- **EXERCISE GOAL**:
What is the number of lines in these entries that include "illus"? Write that number and no other text.

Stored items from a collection
----

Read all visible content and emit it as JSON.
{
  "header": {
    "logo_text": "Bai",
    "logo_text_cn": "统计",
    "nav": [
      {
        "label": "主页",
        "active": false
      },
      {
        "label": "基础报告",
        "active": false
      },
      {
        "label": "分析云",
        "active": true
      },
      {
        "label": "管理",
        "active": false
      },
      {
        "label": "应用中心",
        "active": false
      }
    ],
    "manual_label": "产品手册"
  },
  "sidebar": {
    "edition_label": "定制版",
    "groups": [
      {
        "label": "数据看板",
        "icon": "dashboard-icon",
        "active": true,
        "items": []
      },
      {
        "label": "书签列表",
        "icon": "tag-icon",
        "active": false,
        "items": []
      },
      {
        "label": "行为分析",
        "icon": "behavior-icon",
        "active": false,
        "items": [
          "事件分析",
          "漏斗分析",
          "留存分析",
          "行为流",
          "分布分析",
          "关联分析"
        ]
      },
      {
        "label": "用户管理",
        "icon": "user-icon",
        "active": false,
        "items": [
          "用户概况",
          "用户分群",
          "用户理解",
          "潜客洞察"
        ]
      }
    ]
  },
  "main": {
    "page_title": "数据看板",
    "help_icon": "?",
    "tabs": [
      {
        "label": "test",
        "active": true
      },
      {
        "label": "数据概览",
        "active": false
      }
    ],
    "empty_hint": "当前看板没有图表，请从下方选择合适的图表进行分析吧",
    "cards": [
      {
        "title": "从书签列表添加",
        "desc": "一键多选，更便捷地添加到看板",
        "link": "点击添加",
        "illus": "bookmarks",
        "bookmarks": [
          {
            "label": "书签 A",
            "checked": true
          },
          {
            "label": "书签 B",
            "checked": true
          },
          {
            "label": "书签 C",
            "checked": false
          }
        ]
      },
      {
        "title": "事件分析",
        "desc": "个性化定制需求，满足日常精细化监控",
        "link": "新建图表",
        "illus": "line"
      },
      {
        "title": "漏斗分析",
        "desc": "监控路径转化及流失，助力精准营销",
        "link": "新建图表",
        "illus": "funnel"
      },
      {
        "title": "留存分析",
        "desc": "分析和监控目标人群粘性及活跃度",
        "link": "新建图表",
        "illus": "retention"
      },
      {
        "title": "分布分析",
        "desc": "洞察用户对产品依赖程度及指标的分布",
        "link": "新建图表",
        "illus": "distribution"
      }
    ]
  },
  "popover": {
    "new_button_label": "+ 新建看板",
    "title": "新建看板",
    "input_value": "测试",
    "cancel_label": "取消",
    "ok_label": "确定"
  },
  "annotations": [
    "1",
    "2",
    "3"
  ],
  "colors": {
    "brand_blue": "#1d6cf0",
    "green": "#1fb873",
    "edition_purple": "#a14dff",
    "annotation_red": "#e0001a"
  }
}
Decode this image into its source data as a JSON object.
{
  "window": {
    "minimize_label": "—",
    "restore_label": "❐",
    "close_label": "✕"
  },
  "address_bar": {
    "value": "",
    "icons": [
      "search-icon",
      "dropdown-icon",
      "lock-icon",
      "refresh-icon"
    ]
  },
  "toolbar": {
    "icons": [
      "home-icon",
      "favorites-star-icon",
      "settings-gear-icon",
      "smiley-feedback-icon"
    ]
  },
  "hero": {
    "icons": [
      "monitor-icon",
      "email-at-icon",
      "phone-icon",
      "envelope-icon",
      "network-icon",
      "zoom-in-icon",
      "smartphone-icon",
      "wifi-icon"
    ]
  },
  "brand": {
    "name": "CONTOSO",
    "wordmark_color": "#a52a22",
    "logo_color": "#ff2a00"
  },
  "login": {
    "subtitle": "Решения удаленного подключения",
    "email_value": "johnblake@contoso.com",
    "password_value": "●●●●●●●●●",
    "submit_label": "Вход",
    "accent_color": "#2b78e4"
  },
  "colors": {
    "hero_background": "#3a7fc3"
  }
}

----

- **PROBLEM SOLUTION**:
5